#### What to work on
Extract every line that contains the word "image".

#### Extracted data
■ ■ ■ ■ ■ ■ ■

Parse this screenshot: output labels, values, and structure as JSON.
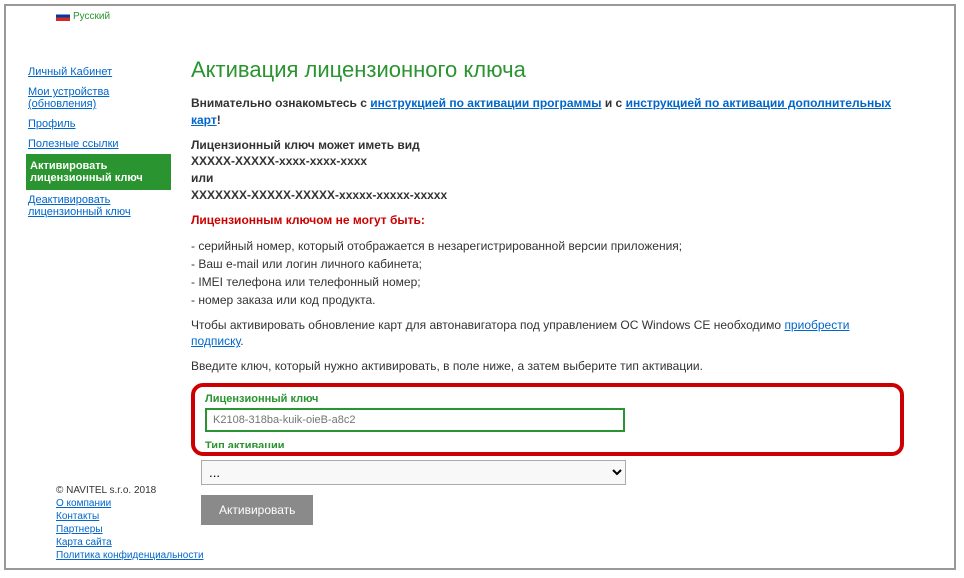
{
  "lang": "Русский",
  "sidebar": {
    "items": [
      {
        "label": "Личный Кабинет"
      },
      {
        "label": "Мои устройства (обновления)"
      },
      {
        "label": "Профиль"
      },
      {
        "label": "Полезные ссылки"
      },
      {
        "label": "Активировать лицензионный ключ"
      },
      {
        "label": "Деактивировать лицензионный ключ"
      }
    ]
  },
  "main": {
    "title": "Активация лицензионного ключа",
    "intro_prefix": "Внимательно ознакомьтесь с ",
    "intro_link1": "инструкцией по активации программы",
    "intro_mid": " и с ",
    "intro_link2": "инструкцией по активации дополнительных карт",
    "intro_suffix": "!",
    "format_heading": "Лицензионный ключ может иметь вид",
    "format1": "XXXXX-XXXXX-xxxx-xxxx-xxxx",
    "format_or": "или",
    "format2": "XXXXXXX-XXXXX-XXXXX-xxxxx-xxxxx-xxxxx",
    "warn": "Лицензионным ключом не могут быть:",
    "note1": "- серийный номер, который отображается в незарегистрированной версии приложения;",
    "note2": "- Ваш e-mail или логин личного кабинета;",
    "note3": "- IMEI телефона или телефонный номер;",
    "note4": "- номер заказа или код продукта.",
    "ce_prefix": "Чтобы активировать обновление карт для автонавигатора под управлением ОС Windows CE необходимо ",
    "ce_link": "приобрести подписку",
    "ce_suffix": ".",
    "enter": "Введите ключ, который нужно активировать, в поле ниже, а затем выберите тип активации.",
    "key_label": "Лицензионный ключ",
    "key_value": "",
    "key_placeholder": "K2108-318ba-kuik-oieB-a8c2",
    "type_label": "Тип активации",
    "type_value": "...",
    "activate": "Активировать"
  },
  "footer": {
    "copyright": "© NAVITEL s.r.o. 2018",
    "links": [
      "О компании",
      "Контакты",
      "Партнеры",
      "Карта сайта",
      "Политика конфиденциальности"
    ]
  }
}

■ ■ ■ ■ ■ ■ ■

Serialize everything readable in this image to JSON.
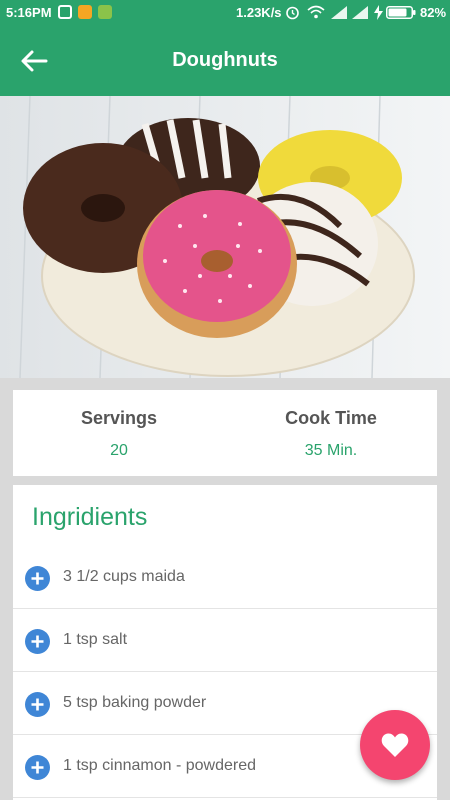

■ ■ ■ ■ ■ ■ ■

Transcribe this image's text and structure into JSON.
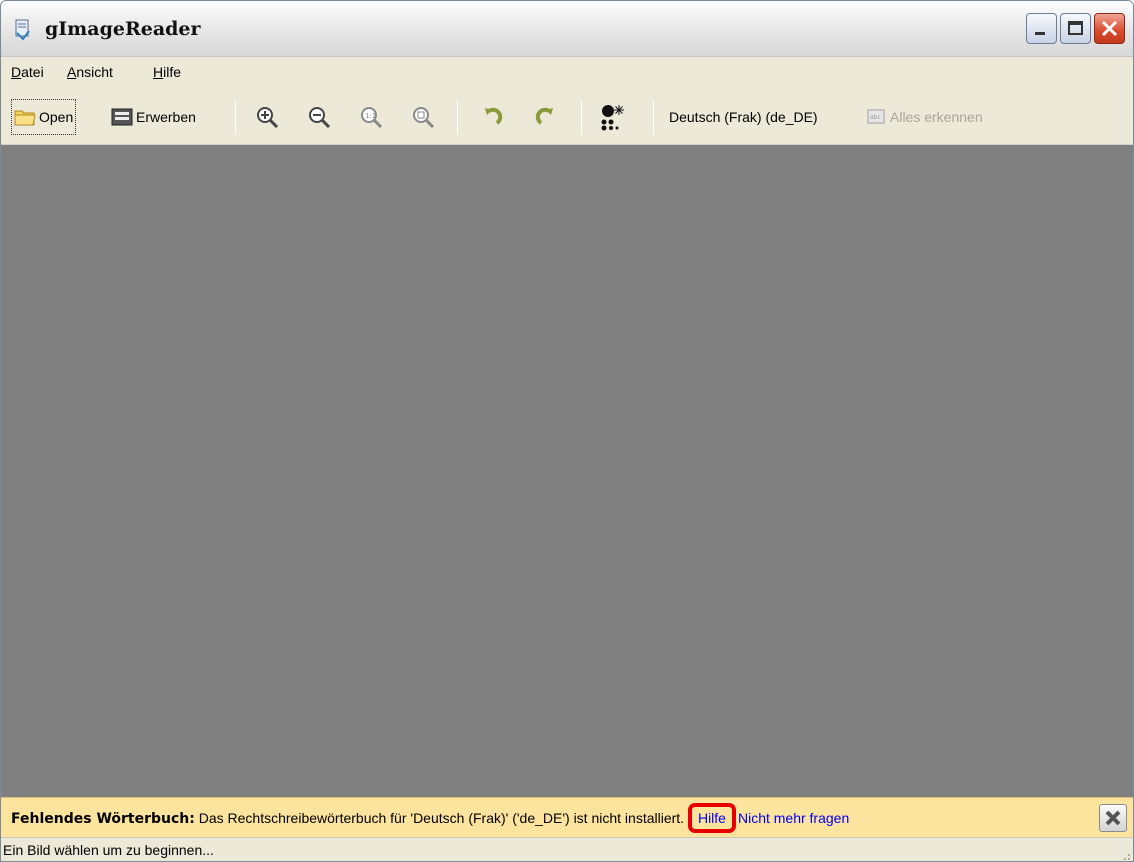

■ ■ ■ ■ ■ ■ ■

#### Solution for this exercise
Serialize everything readable in this image to JSON.
Transcribe this image's text and structure into JSON.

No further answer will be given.